EXERCISE:
Without altering anything, output the material below.

Begin INFORMATION SHOWN

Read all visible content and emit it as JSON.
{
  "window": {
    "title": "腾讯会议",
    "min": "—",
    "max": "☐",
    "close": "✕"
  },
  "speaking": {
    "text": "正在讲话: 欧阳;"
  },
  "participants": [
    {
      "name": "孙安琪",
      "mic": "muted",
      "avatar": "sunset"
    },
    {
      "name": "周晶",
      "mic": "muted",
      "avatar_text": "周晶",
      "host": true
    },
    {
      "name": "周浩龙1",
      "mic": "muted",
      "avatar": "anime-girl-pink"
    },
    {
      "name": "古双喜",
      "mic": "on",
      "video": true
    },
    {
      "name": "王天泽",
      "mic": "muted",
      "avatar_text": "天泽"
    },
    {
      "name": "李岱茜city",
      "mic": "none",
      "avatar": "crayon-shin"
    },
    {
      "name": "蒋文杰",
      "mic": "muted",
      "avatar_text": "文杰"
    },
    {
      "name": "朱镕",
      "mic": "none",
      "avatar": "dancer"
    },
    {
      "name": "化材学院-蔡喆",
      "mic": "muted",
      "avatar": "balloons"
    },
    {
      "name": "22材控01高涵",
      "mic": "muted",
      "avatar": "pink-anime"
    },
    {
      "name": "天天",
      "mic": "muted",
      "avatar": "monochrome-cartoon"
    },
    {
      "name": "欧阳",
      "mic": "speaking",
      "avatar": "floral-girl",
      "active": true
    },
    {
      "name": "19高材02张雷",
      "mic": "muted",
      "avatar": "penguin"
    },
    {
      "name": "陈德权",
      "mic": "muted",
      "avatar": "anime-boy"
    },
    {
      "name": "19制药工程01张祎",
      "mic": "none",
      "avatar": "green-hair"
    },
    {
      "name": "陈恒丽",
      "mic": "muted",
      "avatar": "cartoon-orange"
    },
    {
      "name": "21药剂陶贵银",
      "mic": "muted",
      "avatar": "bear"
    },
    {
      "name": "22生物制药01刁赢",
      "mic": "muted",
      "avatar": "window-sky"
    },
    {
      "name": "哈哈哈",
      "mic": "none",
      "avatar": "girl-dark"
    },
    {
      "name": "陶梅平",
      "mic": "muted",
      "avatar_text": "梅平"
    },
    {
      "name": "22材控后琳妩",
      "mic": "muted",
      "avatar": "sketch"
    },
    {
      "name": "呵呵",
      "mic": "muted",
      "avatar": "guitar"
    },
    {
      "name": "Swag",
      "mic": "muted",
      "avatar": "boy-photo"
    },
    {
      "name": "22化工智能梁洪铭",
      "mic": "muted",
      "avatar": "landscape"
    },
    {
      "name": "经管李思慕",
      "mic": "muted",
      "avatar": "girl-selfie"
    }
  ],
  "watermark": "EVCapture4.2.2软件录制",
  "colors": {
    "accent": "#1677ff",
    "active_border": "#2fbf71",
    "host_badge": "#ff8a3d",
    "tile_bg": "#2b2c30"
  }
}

End INFORMATION SHOWN

WORKED SOLUTION:
Read all visible content and emit it as JSON.
{
  "window": {
    "title": "腾讯会议",
    "min": "—",
    "max": "☐",
    "close": "✕"
  },
  "speaking": {
    "text": "正在讲话: 欧阳;"
  },
  "participants": [
    {
      "name": "孙安琪",
      "mic": "muted",
      "avatar": "sunset"
    },
    {
      "name": "周晶",
      "mic": "muted",
      "avatar_text": "周晶",
      "host": true
    },
    {
      "name": "周浩龙1",
      "mic": "muted",
      "avatar": "anime-girl-pink"
    },
    {
      "name": "古双喜",
      "mic": "on",
      "video": true
    },
    {
      "name": "王天泽",
      "mic": "muted",
      "avatar_text": "天泽"
    },
    {
      "name": "李岱茜city",
      "mic": "none",
      "avatar": "crayon-shin"
    },
    {
      "name": "蒋文杰",
      "mic": "muted",
      "avatar_text": "文杰"
    },
    {
      "name": "朱镕",
      "mic": "none",
      "avatar": "dancer"
    },
    {
      "name": "化材学院-蔡喆",
      "mic": "muted",
      "avatar": "balloons"
    },
    {
      "name": "22材控01高涵",
      "mic": "muted",
      "avatar": "pink-anime"
    },
    {
      "name": "天天",
      "mic": "muted",
      "avatar": "monochrome-cartoon"
    },
    {
      "name": "欧阳",
      "mic": "speaking",
      "avatar": "floral-girl",
      "active": true
    },
    {
      "name": "19高材02张雷",
      "mic": "muted",
      "avatar": "penguin"
    },
    {
      "name": "陈德权",
      "mic": "muted",
      "avatar": "anime-boy"
    },
    {
      "name": "19制药工程01张祎",
      "mic": "none",
      "avatar": "green-hair"
    },
    {
      "name": "陈恒丽",
      "mic": "muted",
      "avatar": "cartoon-orange"
    },
    {
      "name": "21药剂陶贵银",
      "mic": "muted",
      "avatar": "bear"
    },
    {
      "name": "22生物制药01刁赢",
      "mic": "muted",
      "avatar": "window-sky"
    },
    {
      "name": "哈哈哈",
      "mic": "none",
      "avatar": "girl-dark"
    },
    {
      "name": "陶梅平",
      "mic": "muted",
      "avatar_text": "梅平"
    },
    {
      "name": "22材控后琳妩",
      "mic": "muted",
      "avatar": "sketch"
    },
    {
      "name": "呵呵",
      "mic": "muted",
      "avatar": "guitar"
    },
    {
      "name": "Swag",
      "mic": "muted",
      "avatar": "boy-photo"
    },
    {
      "name": "22化工智能梁洪铭",
      "mic": "muted",
      "avatar": "landscape"
    },
    {
      "name": "经管李思慕",
      "mic": "muted",
      "avatar": "girl-selfie"
    }
  ],
  "watermark": "EVCapture4.2.2软件录制",
  "colors": {
    "accent": "#1677ff",
    "active_border": "#2fbf71",
    "host_badge": "#ff8a3d",
    "tile_bg": "#2b2c30"
  }
}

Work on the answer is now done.